What this task involves.
Go through the material and pull out every line with the string "支付手段" in it.

# Start of Exercise material

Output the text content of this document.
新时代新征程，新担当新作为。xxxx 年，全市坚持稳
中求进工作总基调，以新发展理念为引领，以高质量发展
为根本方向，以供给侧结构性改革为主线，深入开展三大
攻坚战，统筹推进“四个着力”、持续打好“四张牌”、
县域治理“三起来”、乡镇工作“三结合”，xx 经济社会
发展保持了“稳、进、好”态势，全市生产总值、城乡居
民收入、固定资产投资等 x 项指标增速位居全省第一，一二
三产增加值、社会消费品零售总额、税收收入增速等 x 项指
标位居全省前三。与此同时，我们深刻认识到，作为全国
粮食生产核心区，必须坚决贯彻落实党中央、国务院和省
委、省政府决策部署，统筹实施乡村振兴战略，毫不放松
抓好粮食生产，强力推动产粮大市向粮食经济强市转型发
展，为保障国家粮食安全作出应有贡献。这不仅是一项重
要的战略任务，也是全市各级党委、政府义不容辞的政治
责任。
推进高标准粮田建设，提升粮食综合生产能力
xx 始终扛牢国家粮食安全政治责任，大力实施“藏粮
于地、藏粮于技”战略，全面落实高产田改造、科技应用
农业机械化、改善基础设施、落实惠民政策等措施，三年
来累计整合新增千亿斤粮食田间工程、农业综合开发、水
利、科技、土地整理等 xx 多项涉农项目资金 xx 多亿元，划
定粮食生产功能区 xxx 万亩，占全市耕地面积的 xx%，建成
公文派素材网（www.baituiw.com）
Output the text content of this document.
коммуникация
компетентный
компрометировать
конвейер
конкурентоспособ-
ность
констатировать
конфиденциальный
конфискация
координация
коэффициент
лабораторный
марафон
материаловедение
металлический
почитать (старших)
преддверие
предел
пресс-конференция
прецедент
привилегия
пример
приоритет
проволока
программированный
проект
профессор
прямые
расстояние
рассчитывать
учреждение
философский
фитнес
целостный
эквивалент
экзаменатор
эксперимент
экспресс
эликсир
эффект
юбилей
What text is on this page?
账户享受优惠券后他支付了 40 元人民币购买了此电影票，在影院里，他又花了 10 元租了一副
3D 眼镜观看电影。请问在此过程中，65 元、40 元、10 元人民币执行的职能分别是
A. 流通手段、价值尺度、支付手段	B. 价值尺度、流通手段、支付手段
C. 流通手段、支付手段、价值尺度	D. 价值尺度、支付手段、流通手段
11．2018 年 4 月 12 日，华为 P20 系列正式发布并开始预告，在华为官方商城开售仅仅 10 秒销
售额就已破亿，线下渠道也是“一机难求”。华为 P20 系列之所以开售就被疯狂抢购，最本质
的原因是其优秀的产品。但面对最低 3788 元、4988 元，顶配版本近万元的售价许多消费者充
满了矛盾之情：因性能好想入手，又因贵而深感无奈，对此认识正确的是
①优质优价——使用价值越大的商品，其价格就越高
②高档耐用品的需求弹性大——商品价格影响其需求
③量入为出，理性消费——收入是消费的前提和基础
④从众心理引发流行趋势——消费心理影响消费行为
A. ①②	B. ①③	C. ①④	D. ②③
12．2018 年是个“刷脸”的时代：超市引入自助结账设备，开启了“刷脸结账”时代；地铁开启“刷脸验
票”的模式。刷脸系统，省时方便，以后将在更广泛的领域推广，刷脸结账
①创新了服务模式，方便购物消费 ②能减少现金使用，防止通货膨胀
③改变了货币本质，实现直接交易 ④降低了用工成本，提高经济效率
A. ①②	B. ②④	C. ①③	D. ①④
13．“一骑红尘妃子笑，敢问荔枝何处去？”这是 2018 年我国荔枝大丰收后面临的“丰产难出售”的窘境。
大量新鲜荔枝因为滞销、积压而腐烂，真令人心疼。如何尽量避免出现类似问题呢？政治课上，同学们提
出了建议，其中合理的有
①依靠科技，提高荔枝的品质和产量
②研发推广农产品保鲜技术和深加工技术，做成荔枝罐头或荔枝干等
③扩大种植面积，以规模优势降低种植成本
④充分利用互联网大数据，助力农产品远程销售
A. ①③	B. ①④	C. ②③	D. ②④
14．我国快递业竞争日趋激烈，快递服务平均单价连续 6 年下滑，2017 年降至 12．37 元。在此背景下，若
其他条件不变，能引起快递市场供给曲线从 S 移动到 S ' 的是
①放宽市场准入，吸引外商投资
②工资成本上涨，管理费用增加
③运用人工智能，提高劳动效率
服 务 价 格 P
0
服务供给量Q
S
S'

# End of Exercise material

Solution to this problem.
A. 流通手段、价值尺度、支付手段	B. 价值尺度、流通手段、支付手段
C. 流通手段、支付手段、价值尺度	D. 价值尺度、支付手段、流通手段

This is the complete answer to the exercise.